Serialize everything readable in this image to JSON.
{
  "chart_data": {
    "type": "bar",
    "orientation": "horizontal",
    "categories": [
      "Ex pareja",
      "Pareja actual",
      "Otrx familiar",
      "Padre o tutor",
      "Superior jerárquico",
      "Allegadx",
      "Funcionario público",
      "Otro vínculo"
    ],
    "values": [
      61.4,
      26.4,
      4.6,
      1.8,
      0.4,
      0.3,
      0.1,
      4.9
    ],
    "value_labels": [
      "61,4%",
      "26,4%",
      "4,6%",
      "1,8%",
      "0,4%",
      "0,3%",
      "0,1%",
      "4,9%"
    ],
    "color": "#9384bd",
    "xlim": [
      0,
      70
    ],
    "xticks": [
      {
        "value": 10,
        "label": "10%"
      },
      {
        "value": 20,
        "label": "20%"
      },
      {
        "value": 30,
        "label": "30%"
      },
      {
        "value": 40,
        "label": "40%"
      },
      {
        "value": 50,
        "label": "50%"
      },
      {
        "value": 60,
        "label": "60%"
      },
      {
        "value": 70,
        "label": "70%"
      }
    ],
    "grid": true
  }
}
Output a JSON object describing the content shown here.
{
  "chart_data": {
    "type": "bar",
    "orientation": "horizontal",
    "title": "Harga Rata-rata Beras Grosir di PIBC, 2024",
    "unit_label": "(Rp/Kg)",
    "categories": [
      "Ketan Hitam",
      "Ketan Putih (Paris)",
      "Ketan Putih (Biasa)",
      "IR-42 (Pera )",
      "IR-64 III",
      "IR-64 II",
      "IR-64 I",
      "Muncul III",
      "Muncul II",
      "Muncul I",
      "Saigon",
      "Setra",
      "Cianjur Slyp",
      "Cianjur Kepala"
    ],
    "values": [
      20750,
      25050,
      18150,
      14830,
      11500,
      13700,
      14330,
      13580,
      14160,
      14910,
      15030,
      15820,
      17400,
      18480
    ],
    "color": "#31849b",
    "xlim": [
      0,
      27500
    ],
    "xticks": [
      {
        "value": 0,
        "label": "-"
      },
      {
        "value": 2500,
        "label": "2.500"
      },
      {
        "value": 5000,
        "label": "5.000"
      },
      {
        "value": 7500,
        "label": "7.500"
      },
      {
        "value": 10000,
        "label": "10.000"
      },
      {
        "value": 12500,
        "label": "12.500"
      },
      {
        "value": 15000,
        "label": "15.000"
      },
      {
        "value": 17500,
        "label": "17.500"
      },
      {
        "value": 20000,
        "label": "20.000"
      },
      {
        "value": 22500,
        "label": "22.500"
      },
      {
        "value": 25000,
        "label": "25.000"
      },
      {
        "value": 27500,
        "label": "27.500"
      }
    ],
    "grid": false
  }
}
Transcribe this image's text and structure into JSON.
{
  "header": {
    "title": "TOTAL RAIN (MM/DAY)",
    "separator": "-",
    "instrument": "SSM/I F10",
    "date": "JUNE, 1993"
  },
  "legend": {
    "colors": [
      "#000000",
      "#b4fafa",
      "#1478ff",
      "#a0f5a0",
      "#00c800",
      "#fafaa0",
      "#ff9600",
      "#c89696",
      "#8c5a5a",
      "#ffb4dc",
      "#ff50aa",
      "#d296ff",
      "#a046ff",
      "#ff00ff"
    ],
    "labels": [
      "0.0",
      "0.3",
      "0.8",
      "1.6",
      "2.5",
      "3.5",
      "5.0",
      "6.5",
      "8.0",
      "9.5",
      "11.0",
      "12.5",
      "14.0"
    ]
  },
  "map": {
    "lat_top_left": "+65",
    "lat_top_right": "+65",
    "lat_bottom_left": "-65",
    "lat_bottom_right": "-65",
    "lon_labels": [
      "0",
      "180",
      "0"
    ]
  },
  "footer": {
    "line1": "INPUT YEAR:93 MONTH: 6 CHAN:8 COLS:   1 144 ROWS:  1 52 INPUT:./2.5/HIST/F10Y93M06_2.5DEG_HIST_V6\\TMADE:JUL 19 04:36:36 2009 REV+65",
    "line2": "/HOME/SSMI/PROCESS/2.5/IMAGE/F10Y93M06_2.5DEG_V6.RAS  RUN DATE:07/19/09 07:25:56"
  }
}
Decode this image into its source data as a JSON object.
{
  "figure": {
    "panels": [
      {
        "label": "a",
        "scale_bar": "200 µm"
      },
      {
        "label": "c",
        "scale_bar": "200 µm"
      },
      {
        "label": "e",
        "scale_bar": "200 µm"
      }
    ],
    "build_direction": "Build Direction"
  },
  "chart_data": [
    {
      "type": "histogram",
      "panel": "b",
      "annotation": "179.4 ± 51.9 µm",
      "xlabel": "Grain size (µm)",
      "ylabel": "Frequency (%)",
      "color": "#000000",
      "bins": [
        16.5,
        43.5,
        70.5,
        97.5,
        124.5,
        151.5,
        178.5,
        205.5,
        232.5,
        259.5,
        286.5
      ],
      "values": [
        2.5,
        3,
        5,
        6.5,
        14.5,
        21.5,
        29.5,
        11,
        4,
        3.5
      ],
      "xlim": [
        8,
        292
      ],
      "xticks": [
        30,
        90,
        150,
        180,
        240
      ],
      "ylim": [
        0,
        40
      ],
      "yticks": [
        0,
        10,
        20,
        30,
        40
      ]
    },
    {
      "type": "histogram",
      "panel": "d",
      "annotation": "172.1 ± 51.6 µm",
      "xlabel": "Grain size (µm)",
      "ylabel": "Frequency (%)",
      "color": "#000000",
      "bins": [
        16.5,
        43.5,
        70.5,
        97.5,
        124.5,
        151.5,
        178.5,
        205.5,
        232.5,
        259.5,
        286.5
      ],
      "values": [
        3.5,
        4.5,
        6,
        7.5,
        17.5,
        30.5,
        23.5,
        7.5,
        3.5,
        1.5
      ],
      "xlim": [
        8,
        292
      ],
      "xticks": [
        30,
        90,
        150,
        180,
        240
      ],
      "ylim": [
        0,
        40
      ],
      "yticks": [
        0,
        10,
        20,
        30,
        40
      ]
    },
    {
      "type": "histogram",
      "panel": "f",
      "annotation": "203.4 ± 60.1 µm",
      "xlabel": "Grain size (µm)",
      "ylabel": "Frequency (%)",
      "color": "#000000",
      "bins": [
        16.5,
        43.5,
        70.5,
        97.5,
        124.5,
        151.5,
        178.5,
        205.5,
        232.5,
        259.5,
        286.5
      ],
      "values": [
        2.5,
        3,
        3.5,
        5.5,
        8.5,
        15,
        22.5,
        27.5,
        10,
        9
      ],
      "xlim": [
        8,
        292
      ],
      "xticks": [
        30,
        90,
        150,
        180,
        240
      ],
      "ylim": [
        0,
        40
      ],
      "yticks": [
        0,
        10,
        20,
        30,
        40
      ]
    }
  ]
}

----

▸ WHAT TO PRODUCE: Every record shown above should be written out again exactly.

▸ SOLVED PROBLEM:
Serialize everything readable in this image to JSON.
{
  "chart_data": {
    "type": "bar",
    "orientation": "horizontal",
    "categories": [
      "Ex pareja",
      "Pareja actual",
      "Otrx familiar",
      "Padre o tutor",
      "Superior jerárquico",
      "Allegadx",
      "Funcionario público",
      "Otro vínculo"
    ],
    "values": [
      61.4,
      26.4,
      4.6,
      1.8,
      0.4,
      0.3,
      0.1,
      4.9
    ],
    "value_labels": [
      "61,4%",
      "26,4%",
      "4,6%",
      "1,8%",
      "0,4%",
      "0,3%",
      "0,1%",
      "4,9%"
    ],
    "color": "#9384bd",
    "xlim": [
      0,
      70
    ],
    "xticks": [
      {
        "value": 10,
        "label": "10%"
      },
      {
        "value": 20,
        "label": "20%"
      },
      {
        "value": 30,
        "label": "30%"
      },
      {
        "value": 40,
        "label": "40%"
      },
      {
        "value": 50,
        "label": "50%"
      },
      {
        "value": 60,
        "label": "60%"
      },
      {
        "value": 70,
        "label": "70%"
      }
    ],
    "grid": true
  }
}
Output a JSON object describing the content shown here.
{
  "chart_data": {
    "type": "bar",
    "orientation": "horizontal",
    "title": "Harga Rata-rata Beras Grosir di PIBC, 2024",
    "unit_label": "(Rp/Kg)",
    "categories": [
      "Ketan Hitam",
      "Ketan Putih (Paris)",
      "Ketan Putih (Biasa)",
      "IR-42 (Pera )",
      "IR-64 III",
      "IR-64 II",
      "IR-64 I",
      "Muncul III",
      "Muncul II",
      "Muncul I",
      "Saigon",
      "Setra",
      "Cianjur Slyp",
      "Cianjur Kepala"
    ],
    "values": [
      20750,
      25050,
      18150,
      14830,
      11500,
      13700,
      14330,
      13580,
      14160,
      14910,
      15030,
      15820,
      17400,
      18480
    ],
    "color": "#31849b",
    "xlim": [
      0,
      27500
    ],
    "xticks": [
      {
        "value": 0,
        "label": "-"
      },
      {
        "value": 2500,
        "label": "2.500"
      },
      {
        "value": 5000,
        "label": "5.000"
      },
      {
        "value": 7500,
        "label": "7.500"
      },
      {
        "value": 10000,
        "label": "10.000"
      },
      {
        "value": 12500,
        "label": "12.500"
      },
      {
        "value": 15000,
        "label": "15.000"
      },
      {
        "value": 17500,
        "label": "17.500"
      },
      {
        "value": 20000,
        "label": "20.000"
      },
      {
        "value": 22500,
        "label": "22.500"
      },
      {
        "value": 25000,
        "label": "25.000"
      },
      {
        "value": 27500,
        "label": "27.500"
      }
    ],
    "grid": false
  }
}
Transcribe this image's text and structure into JSON.
{
  "header": {
    "title": "TOTAL RAIN (MM/DAY)",
    "separator": "-",
    "instrument": "SSM/I F10",
    "date": "JUNE, 1993"
  },
  "legend": {
    "colors": [
      "#000000",
      "#b4fafa",
      "#1478ff",
      "#a0f5a0",
      "#00c800",
      "#fafaa0",
      "#ff9600",
      "#c89696",
      "#8c5a5a",
      "#ffb4dc",
      "#ff50aa",
      "#d296ff",
      "#a046ff",
      "#ff00ff"
    ],
    "labels": [
      "0.0",
      "0.3",
      "0.8",
      "1.6",
      "2.5",
      "3.5",
      "5.0",
      "6.5",
      "8.0",
      "9.5",
      "11.0",
      "12.5",
      "14.0"
    ]
  },
  "map": {
    "lat_top_left": "+65",
    "lat_top_right": "+65",
    "lat_bottom_left": "-65",
    "lat_bottom_right": "-65",
    "lon_labels": [
      "0",
      "180",
      "0"
    ]
  },
  "footer": {
    "line1": "INPUT YEAR:93 MONTH: 6 CHAN:8 COLS:   1 144 ROWS:  1 52 INPUT:./2.5/HIST/F10Y93M06_2.5DEG_HIST_V6\\TMADE:JUL 19 04:36:36 2009 REV+65",
    "line2": "/HOME/SSMI/PROCESS/2.5/IMAGE/F10Y93M06_2.5DEG_V6.RAS  RUN DATE:07/19/09 07:25:56"
  }
}
Decode this image into its source data as a JSON object.
{
  "figure": {
    "panels": [
      {
        "label": "a",
        "scale_bar": "200 µm"
      },
      {
        "label": "c",
        "scale_bar": "200 µm"
      },
      {
        "label": "e",
        "scale_bar": "200 µm"
      }
    ],
    "build_direction": "Build Direction"
  },
  "chart_data": [
    {
      "type": "histogram",
      "panel": "b",
      "annotation": "179.4 ± 51.9 µm",
      "xlabel": "Grain size (µm)",
      "ylabel": "Frequency (%)",
      "color": "#000000",
      "bins": [
        16.5,
        43.5,
        70.5,
        97.5,
        124.5,
        151.5,
        178.5,
        205.5,
        232.5,
        259.5,
        286.5
      ],
      "values": [
        2.5,
        3,
        5,
        6.5,
        14.5,
        21.5,
        29.5,
        11,
        4,
        3.5
      ],
      "xlim": [
        8,
        292
      ],
      "xticks": [
        30,
        90,
        150,
        180,
        240
      ],
      "ylim": [
        0,
        40
      ],
      "yticks": [
        0,
        10,
        20,
        30,
        40
      ]
    },
    {
      "type": "histogram",
      "panel": "d",
      "annotation": "172.1 ± 51.6 µm",
      "xlabel": "Grain size (µm)",
      "ylabel": "Frequency (%)",
      "color": "#000000",
      "bins": [
        16.5,
        43.5,
        70.5,
        97.5,
        124.5,
        151.5,
        178.5,
        205.5,
        232.5,
        259.5,
        286.5
      ],
      "values": [
        3.5,
        4.5,
        6,
        7.5,
        17.5,
        30.5,
        23.5,
        7.5,
        3.5,
        1.5
      ],
      "xlim": [
        8,
        292
      ],
      "xticks": [
        30,
        90,
        150,
        180,
        240
      ],
      "ylim": [
        0,
        40
      ],
      "yticks": [
        0,
        10,
        20,
        30,
        40
      ]
    },
    {
      "type": "histogram",
      "panel": "f",
      "annotation": "203.4 ± 60.1 µm",
      "xlabel": "Grain size (µm)",
      "ylabel": "Frequency (%)",
      "color": "#000000",
      "bins": [
        16.5,
        43.5,
        70.5,
        97.5,
        124.5,
        151.5,
        178.5,
        205.5,
        232.5,
        259.5,
        286.5
      ],
      "values": [
        2.5,
        3,
        3.5,
        5.5,
        8.5,
        15,
        22.5,
        27.5,
        10,
        9
      ],
      "xlim": [
        8,
        292
      ],
      "xticks": [
        30,
        90,
        150,
        180,
        240
      ],
      "ylim": [
        0,
        40
      ],
      "yticks": [
        0,
        10,
        20,
        30,
        40
      ]
    }
  ]
}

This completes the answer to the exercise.